* Work to do: Copy, from the entries below, each line in which the string "this" appears.

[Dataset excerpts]
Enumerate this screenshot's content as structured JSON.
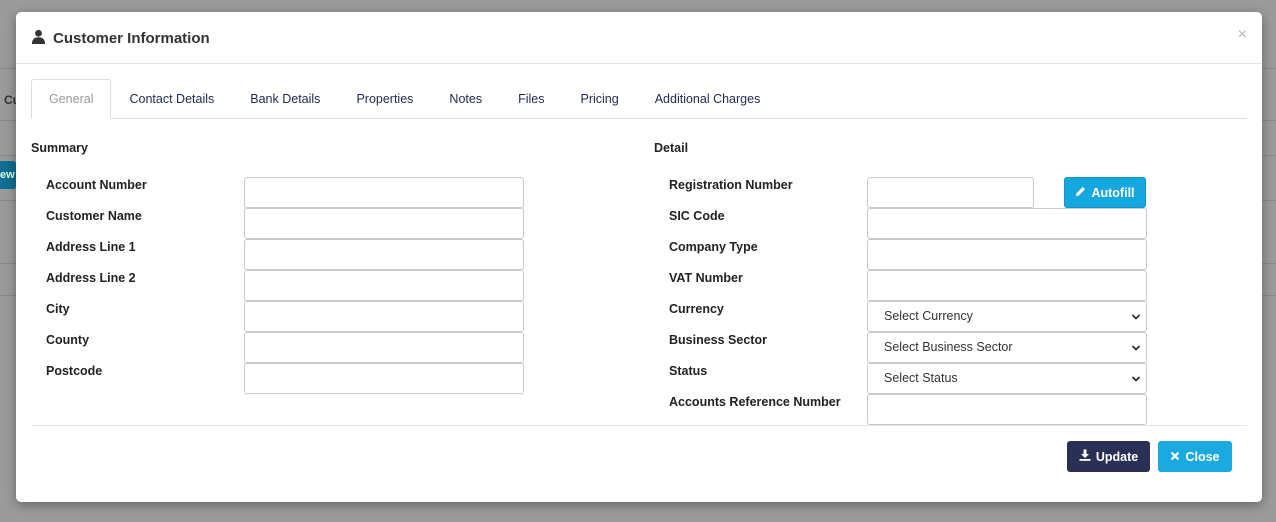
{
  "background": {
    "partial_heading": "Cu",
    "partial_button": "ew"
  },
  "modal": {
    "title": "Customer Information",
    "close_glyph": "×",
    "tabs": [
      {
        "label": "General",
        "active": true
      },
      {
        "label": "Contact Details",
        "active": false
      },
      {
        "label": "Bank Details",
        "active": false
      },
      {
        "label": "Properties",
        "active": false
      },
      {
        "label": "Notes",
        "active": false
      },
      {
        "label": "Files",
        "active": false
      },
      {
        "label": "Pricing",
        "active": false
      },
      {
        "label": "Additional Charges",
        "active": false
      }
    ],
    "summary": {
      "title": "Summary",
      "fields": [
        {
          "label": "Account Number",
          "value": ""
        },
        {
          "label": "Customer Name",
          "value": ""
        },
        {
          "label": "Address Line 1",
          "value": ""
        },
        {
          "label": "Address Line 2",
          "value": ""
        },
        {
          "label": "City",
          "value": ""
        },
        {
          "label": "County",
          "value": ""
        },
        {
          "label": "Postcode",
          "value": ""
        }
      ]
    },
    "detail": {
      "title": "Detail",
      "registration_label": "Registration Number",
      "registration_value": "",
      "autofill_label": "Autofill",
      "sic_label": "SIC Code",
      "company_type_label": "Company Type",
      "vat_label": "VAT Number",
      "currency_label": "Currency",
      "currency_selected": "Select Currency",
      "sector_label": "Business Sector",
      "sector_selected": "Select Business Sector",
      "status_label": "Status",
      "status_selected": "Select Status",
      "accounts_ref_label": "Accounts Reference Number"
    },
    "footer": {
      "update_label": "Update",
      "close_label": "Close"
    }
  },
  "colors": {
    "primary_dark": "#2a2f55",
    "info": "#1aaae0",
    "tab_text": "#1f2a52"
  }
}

--

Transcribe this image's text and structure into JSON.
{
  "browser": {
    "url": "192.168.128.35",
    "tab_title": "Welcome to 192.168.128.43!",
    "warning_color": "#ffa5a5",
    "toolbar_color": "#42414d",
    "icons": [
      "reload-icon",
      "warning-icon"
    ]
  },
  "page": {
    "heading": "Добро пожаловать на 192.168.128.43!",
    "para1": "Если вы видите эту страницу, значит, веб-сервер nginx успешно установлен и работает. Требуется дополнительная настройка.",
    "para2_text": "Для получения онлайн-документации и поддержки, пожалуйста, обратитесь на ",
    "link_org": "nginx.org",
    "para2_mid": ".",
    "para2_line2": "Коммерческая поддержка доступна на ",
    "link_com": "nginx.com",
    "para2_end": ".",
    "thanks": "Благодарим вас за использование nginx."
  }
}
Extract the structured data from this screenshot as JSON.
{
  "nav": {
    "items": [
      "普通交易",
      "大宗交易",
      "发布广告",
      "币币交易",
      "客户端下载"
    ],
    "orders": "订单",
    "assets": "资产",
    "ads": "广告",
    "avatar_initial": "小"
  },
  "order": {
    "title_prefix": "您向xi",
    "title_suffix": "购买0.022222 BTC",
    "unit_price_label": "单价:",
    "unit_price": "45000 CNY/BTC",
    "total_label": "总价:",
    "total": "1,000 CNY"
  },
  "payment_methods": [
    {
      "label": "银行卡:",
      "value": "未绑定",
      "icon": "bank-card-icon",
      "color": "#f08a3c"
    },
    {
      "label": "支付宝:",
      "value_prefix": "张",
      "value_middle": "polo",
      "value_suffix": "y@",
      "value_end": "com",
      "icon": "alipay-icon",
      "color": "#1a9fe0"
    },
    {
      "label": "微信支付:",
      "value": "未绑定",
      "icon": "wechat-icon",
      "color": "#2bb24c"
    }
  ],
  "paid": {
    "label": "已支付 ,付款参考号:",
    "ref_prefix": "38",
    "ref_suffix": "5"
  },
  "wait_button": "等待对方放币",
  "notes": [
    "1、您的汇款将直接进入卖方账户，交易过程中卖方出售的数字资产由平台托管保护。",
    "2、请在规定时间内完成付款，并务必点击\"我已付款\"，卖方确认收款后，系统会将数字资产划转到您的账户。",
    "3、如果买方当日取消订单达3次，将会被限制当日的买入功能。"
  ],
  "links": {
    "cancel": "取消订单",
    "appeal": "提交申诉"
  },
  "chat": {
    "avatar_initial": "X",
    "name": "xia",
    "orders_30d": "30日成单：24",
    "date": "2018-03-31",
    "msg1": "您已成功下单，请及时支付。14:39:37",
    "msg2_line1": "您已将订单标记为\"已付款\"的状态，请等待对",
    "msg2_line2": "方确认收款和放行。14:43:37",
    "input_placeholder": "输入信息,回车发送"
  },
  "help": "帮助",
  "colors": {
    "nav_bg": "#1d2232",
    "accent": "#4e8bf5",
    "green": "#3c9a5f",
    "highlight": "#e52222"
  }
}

* Completed task:
Enumerate this screenshot's content as structured JSON.
Transcribe this image's text and structure into JSON.
Extract the structured data from this screenshot as JSON.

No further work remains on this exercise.